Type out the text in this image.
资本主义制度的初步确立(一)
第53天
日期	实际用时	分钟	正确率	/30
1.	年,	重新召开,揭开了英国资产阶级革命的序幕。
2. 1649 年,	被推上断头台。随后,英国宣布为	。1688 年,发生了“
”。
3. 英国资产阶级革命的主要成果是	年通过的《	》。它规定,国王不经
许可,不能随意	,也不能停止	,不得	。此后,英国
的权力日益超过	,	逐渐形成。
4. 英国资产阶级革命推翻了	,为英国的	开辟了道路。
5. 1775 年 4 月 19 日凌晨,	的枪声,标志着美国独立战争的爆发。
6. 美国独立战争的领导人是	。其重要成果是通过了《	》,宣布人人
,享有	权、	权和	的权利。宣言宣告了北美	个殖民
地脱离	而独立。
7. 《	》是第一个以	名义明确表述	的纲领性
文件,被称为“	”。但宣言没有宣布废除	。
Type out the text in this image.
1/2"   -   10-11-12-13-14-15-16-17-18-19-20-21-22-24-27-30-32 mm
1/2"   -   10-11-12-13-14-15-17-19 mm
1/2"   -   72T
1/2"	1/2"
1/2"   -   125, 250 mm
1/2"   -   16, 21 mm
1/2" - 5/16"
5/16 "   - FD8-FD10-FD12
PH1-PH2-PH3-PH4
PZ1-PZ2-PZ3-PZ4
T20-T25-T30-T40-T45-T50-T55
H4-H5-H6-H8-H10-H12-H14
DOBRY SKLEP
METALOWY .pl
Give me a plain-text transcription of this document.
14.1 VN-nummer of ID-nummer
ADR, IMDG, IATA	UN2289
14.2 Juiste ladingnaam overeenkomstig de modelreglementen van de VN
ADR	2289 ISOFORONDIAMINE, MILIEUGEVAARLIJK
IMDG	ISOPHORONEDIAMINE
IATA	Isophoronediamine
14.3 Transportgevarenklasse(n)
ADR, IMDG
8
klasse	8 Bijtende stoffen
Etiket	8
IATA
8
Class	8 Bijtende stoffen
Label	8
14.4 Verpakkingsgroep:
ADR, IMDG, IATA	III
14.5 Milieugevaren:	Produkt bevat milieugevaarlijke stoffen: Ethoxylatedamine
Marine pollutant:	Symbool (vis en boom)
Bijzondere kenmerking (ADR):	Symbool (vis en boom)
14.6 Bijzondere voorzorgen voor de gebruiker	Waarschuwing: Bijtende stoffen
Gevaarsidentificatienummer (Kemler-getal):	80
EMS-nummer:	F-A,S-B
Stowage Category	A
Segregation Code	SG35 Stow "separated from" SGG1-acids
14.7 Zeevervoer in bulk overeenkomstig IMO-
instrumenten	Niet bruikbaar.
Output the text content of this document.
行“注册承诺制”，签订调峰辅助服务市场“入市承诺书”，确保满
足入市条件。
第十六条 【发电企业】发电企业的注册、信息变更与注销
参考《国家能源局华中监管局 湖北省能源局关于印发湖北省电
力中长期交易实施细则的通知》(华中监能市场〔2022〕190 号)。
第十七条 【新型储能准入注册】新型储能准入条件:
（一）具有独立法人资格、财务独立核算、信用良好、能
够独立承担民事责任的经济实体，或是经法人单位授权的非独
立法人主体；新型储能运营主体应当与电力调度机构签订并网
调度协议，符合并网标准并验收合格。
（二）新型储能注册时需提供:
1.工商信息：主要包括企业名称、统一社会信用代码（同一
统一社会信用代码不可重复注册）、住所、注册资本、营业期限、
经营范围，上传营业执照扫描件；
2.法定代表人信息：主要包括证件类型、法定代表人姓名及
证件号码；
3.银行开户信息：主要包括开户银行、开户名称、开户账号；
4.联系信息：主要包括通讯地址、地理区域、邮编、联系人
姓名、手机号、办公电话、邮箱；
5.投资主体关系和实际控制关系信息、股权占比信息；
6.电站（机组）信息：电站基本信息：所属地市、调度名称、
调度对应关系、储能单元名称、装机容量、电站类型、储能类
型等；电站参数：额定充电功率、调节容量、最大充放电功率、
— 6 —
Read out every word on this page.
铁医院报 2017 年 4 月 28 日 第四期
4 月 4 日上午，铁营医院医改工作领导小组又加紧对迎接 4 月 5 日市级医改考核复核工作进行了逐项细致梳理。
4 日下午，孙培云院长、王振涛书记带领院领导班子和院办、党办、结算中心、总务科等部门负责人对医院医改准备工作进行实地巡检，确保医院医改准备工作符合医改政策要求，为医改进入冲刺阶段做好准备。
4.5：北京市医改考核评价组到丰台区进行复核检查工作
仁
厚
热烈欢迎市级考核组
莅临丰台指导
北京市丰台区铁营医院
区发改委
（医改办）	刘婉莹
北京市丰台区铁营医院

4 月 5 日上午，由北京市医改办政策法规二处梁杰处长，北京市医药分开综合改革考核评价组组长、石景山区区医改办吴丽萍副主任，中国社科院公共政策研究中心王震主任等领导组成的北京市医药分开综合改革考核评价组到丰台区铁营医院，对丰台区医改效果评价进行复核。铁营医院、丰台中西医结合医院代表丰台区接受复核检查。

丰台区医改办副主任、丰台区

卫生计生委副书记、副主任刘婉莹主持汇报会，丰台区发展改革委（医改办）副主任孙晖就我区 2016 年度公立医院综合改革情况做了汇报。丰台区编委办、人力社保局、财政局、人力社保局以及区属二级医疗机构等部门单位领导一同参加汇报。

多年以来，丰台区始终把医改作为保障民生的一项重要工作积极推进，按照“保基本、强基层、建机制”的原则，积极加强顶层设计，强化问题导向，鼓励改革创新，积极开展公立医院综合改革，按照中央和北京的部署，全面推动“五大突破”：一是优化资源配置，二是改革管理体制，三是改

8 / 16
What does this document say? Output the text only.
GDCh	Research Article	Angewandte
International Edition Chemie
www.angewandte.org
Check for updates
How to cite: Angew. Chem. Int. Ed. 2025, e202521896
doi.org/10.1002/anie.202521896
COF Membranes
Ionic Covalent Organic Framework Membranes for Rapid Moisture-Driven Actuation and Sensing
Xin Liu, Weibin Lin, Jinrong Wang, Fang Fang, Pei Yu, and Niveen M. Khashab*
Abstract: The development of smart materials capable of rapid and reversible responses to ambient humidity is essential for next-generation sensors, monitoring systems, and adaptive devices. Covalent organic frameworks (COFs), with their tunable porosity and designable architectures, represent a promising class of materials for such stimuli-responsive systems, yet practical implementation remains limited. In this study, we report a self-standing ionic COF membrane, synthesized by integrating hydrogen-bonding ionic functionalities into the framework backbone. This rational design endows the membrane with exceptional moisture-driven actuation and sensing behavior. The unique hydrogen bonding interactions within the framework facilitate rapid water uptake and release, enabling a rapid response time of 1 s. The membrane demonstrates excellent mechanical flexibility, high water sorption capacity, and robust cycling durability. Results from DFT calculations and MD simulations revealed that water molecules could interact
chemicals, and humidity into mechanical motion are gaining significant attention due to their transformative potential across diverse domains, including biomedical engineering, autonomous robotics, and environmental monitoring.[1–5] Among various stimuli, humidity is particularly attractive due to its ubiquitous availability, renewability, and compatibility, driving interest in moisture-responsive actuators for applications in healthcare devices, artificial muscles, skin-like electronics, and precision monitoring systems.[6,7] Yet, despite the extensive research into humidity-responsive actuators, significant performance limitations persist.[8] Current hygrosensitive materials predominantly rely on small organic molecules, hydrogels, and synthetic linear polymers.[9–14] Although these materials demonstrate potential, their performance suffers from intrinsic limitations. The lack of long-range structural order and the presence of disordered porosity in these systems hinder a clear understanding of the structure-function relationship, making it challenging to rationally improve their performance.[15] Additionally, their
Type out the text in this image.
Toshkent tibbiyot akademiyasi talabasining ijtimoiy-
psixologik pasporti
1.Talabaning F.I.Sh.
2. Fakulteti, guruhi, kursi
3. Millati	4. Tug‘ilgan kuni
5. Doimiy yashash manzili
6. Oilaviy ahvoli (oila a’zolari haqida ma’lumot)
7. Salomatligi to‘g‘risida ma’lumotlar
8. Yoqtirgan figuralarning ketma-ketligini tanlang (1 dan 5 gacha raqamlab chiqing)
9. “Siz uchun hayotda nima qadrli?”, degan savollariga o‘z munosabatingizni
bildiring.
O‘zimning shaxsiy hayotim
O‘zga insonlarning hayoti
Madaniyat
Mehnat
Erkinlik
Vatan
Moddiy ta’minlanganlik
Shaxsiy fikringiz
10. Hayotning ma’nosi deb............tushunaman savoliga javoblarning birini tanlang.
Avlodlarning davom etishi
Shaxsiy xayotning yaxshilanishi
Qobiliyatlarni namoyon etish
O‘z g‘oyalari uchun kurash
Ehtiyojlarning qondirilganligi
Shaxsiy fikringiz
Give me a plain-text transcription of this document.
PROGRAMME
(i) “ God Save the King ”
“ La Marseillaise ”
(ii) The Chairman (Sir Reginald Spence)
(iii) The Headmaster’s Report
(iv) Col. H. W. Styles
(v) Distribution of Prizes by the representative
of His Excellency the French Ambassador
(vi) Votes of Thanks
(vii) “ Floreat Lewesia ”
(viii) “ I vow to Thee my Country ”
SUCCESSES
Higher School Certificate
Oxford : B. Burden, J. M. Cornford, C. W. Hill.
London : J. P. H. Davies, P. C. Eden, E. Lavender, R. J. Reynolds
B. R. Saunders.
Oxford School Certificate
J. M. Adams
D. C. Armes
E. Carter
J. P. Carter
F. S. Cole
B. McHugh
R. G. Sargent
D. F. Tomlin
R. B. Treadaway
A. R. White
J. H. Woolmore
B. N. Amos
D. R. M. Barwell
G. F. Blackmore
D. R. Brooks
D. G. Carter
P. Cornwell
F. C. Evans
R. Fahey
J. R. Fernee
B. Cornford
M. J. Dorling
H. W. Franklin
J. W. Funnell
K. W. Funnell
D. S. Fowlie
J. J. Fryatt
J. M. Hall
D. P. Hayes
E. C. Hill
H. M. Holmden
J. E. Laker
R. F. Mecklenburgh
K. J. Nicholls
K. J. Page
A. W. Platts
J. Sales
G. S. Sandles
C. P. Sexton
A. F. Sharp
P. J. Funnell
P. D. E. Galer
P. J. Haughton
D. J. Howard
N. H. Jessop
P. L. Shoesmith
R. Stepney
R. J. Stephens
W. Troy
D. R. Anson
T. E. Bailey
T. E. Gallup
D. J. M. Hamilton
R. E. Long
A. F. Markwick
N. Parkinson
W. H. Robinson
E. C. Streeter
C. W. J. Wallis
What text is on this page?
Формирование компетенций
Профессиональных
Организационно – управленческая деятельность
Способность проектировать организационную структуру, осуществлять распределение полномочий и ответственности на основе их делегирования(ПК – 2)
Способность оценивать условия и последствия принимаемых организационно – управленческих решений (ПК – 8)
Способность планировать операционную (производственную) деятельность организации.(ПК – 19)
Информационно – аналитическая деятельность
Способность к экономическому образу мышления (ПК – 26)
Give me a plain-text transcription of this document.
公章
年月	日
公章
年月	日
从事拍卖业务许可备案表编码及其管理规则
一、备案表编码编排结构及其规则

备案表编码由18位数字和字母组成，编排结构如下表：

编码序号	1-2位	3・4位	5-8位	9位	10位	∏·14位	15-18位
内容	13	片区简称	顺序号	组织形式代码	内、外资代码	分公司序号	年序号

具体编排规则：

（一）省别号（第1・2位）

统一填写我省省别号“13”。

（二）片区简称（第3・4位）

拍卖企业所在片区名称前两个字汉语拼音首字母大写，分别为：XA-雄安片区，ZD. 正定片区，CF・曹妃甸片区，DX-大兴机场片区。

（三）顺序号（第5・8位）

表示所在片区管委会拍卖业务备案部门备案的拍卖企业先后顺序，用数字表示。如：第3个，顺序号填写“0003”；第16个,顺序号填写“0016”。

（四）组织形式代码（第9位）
────────────────────
▶ Instructions to follow: Return every line above in which the string "School" occurs.

▶ Full output:
Higher School Certificate
Oxford School Certificate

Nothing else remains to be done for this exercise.